To do
Transcribe the records below exactly as they appear, omitting any pictures.

Dataset excerpts
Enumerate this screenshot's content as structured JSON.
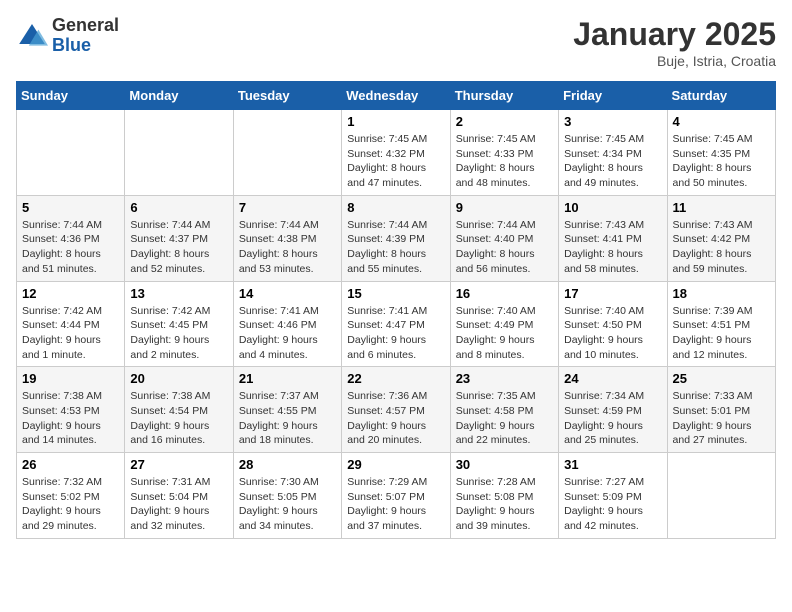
{
  "header": {
    "logo_general": "General",
    "logo_blue": "Blue",
    "month_title": "January 2025",
    "location": "Buje, Istria, Croatia"
  },
  "calendar": {
    "headers": [
      "Sunday",
      "Monday",
      "Tuesday",
      "Wednesday",
      "Thursday",
      "Friday",
      "Saturday"
    ],
    "weeks": [
      [
        {
          "day": "",
          "info": ""
        },
        {
          "day": "",
          "info": ""
        },
        {
          "day": "",
          "info": ""
        },
        {
          "day": "1",
          "info": "Sunrise: 7:45 AM\nSunset: 4:32 PM\nDaylight: 8 hours\nand 47 minutes."
        },
        {
          "day": "2",
          "info": "Sunrise: 7:45 AM\nSunset: 4:33 PM\nDaylight: 8 hours\nand 48 minutes."
        },
        {
          "day": "3",
          "info": "Sunrise: 7:45 AM\nSunset: 4:34 PM\nDaylight: 8 hours\nand 49 minutes."
        },
        {
          "day": "4",
          "info": "Sunrise: 7:45 AM\nSunset: 4:35 PM\nDaylight: 8 hours\nand 50 minutes."
        }
      ],
      [
        {
          "day": "5",
          "info": "Sunrise: 7:44 AM\nSunset: 4:36 PM\nDaylight: 8 hours\nand 51 minutes."
        },
        {
          "day": "6",
          "info": "Sunrise: 7:44 AM\nSunset: 4:37 PM\nDaylight: 8 hours\nand 52 minutes."
        },
        {
          "day": "7",
          "info": "Sunrise: 7:44 AM\nSunset: 4:38 PM\nDaylight: 8 hours\nand 53 minutes."
        },
        {
          "day": "8",
          "info": "Sunrise: 7:44 AM\nSunset: 4:39 PM\nDaylight: 8 hours\nand 55 minutes."
        },
        {
          "day": "9",
          "info": "Sunrise: 7:44 AM\nSunset: 4:40 PM\nDaylight: 8 hours\nand 56 minutes."
        },
        {
          "day": "10",
          "info": "Sunrise: 7:43 AM\nSunset: 4:41 PM\nDaylight: 8 hours\nand 58 minutes."
        },
        {
          "day": "11",
          "info": "Sunrise: 7:43 AM\nSunset: 4:42 PM\nDaylight: 8 hours\nand 59 minutes."
        }
      ],
      [
        {
          "day": "12",
          "info": "Sunrise: 7:42 AM\nSunset: 4:44 PM\nDaylight: 9 hours\nand 1 minute."
        },
        {
          "day": "13",
          "info": "Sunrise: 7:42 AM\nSunset: 4:45 PM\nDaylight: 9 hours\nand 2 minutes."
        },
        {
          "day": "14",
          "info": "Sunrise: 7:41 AM\nSunset: 4:46 PM\nDaylight: 9 hours\nand 4 minutes."
        },
        {
          "day": "15",
          "info": "Sunrise: 7:41 AM\nSunset: 4:47 PM\nDaylight: 9 hours\nand 6 minutes."
        },
        {
          "day": "16",
          "info": "Sunrise: 7:40 AM\nSunset: 4:49 PM\nDaylight: 9 hours\nand 8 minutes."
        },
        {
          "day": "17",
          "info": "Sunrise: 7:40 AM\nSunset: 4:50 PM\nDaylight: 9 hours\nand 10 minutes."
        },
        {
          "day": "18",
          "info": "Sunrise: 7:39 AM\nSunset: 4:51 PM\nDaylight: 9 hours\nand 12 minutes."
        }
      ],
      [
        {
          "day": "19",
          "info": "Sunrise: 7:38 AM\nSunset: 4:53 PM\nDaylight: 9 hours\nand 14 minutes."
        },
        {
          "day": "20",
          "info": "Sunrise: 7:38 AM\nSunset: 4:54 PM\nDaylight: 9 hours\nand 16 minutes."
        },
        {
          "day": "21",
          "info": "Sunrise: 7:37 AM\nSunset: 4:55 PM\nDaylight: 9 hours\nand 18 minutes."
        },
        {
          "day": "22",
          "info": "Sunrise: 7:36 AM\nSunset: 4:57 PM\nDaylight: 9 hours\nand 20 minutes."
        },
        {
          "day": "23",
          "info": "Sunrise: 7:35 AM\nSunset: 4:58 PM\nDaylight: 9 hours\nand 22 minutes."
        },
        {
          "day": "24",
          "info": "Sunrise: 7:34 AM\nSunset: 4:59 PM\nDaylight: 9 hours\nand 25 minutes."
        },
        {
          "day": "25",
          "info": "Sunrise: 7:33 AM\nSunset: 5:01 PM\nDaylight: 9 hours\nand 27 minutes."
        }
      ],
      [
        {
          "day": "26",
          "info": "Sunrise: 7:32 AM\nSunset: 5:02 PM\nDaylight: 9 hours\nand 29 minutes."
        },
        {
          "day": "27",
          "info": "Sunrise: 7:31 AM\nSunset: 5:04 PM\nDaylight: 9 hours\nand 32 minutes."
        },
        {
          "day": "28",
          "info": "Sunrise: 7:30 AM\nSunset: 5:05 PM\nDaylight: 9 hours\nand 34 minutes."
        },
        {
          "day": "29",
          "info": "Sunrise: 7:29 AM\nSunset: 5:07 PM\nDaylight: 9 hours\nand 37 minutes."
        },
        {
          "day": "30",
          "info": "Sunrise: 7:28 AM\nSunset: 5:08 PM\nDaylight: 9 hours\nand 39 minutes."
        },
        {
          "day": "31",
          "info": "Sunrise: 7:27 AM\nSunset: 5:09 PM\nDaylight: 9 hours\nand 42 minutes."
        },
        {
          "day": "",
          "info": ""
        }
      ]
    ]
  }
}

Response below
Enumerate this screenshot's content as structured JSON.
{
  "header": {
    "logo_general": "General",
    "logo_blue": "Blue",
    "month_title": "January 2025",
    "location": "Buje, Istria, Croatia"
  },
  "calendar": {
    "headers": [
      "Sunday",
      "Monday",
      "Tuesday",
      "Wednesday",
      "Thursday",
      "Friday",
      "Saturday"
    ],
    "weeks": [
      [
        {
          "day": "",
          "info": ""
        },
        {
          "day": "",
          "info": ""
        },
        {
          "day": "",
          "info": ""
        },
        {
          "day": "1",
          "info": "Sunrise: 7:45 AM\nSunset: 4:32 PM\nDaylight: 8 hours\nand 47 minutes."
        },
        {
          "day": "2",
          "info": "Sunrise: 7:45 AM\nSunset: 4:33 PM\nDaylight: 8 hours\nand 48 minutes."
        },
        {
          "day": "3",
          "info": "Sunrise: 7:45 AM\nSunset: 4:34 PM\nDaylight: 8 hours\nand 49 minutes."
        },
        {
          "day": "4",
          "info": "Sunrise: 7:45 AM\nSunset: 4:35 PM\nDaylight: 8 hours\nand 50 minutes."
        }
      ],
      [
        {
          "day": "5",
          "info": "Sunrise: 7:44 AM\nSunset: 4:36 PM\nDaylight: 8 hours\nand 51 minutes."
        },
        {
          "day": "6",
          "info": "Sunrise: 7:44 AM\nSunset: 4:37 PM\nDaylight: 8 hours\nand 52 minutes."
        },
        {
          "day": "7",
          "info": "Sunrise: 7:44 AM\nSunset: 4:38 PM\nDaylight: 8 hours\nand 53 minutes."
        },
        {
          "day": "8",
          "info": "Sunrise: 7:44 AM\nSunset: 4:39 PM\nDaylight: 8 hours\nand 55 minutes."
        },
        {
          "day": "9",
          "info": "Sunrise: 7:44 AM\nSunset: 4:40 PM\nDaylight: 8 hours\nand 56 minutes."
        },
        {
          "day": "10",
          "info": "Sunrise: 7:43 AM\nSunset: 4:41 PM\nDaylight: 8 hours\nand 58 minutes."
        },
        {
          "day": "11",
          "info": "Sunrise: 7:43 AM\nSunset: 4:42 PM\nDaylight: 8 hours\nand 59 minutes."
        }
      ],
      [
        {
          "day": "12",
          "info": "Sunrise: 7:42 AM\nSunset: 4:44 PM\nDaylight: 9 hours\nand 1 minute."
        },
        {
          "day": "13",
          "info": "Sunrise: 7:42 AM\nSunset: 4:45 PM\nDaylight: 9 hours\nand 2 minutes."
        },
        {
          "day": "14",
          "info": "Sunrise: 7:41 AM\nSunset: 4:46 PM\nDaylight: 9 hours\nand 4 minutes."
        },
        {
          "day": "15",
          "info": "Sunrise: 7:41 AM\nSunset: 4:47 PM\nDaylight: 9 hours\nand 6 minutes."
        },
        {
          "day": "16",
          "info": "Sunrise: 7:40 AM\nSunset: 4:49 PM\nDaylight: 9 hours\nand 8 minutes."
        },
        {
          "day": "17",
          "info": "Sunrise: 7:40 AM\nSunset: 4:50 PM\nDaylight: 9 hours\nand 10 minutes."
        },
        {
          "day": "18",
          "info": "Sunrise: 7:39 AM\nSunset: 4:51 PM\nDaylight: 9 hours\nand 12 minutes."
        }
      ],
      [
        {
          "day": "19",
          "info": "Sunrise: 7:38 AM\nSunset: 4:53 PM\nDaylight: 9 hours\nand 14 minutes."
        },
        {
          "day": "20",
          "info": "Sunrise: 7:38 AM\nSunset: 4:54 PM\nDaylight: 9 hours\nand 16 minutes."
        },
        {
          "day": "21",
          "info": "Sunrise: 7:37 AM\nSunset: 4:55 PM\nDaylight: 9 hours\nand 18 minutes."
        },
        {
          "day": "22",
          "info": "Sunrise: 7:36 AM\nSunset: 4:57 PM\nDaylight: 9 hours\nand 20 minutes."
        },
        {
          "day": "23",
          "info": "Sunrise: 7:35 AM\nSunset: 4:58 PM\nDaylight: 9 hours\nand 22 minutes."
        },
        {
          "day": "24",
          "info": "Sunrise: 7:34 AM\nSunset: 4:59 PM\nDaylight: 9 hours\nand 25 minutes."
        },
        {
          "day": "25",
          "info": "Sunrise: 7:33 AM\nSunset: 5:01 PM\nDaylight: 9 hours\nand 27 minutes."
        }
      ],
      [
        {
          "day": "26",
          "info": "Sunrise: 7:32 AM\nSunset: 5:02 PM\nDaylight: 9 hours\nand 29 minutes."
        },
        {
          "day": "27",
          "info": "Sunrise: 7:31 AM\nSunset: 5:04 PM\nDaylight: 9 hours\nand 32 minutes."
        },
        {
          "day": "28",
          "info": "Sunrise: 7:30 AM\nSunset: 5:05 PM\nDaylight: 9 hours\nand 34 minutes."
        },
        {
          "day": "29",
          "info": "Sunrise: 7:29 AM\nSunset: 5:07 PM\nDaylight: 9 hours\nand 37 minutes."
        },
        {
          "day": "30",
          "info": "Sunrise: 7:28 AM\nSunset: 5:08 PM\nDaylight: 9 hours\nand 39 minutes."
        },
        {
          "day": "31",
          "info": "Sunrise: 7:27 AM\nSunset: 5:09 PM\nDaylight: 9 hours\nand 42 minutes."
        },
        {
          "day": "",
          "info": ""
        }
      ]
    ]
  }
}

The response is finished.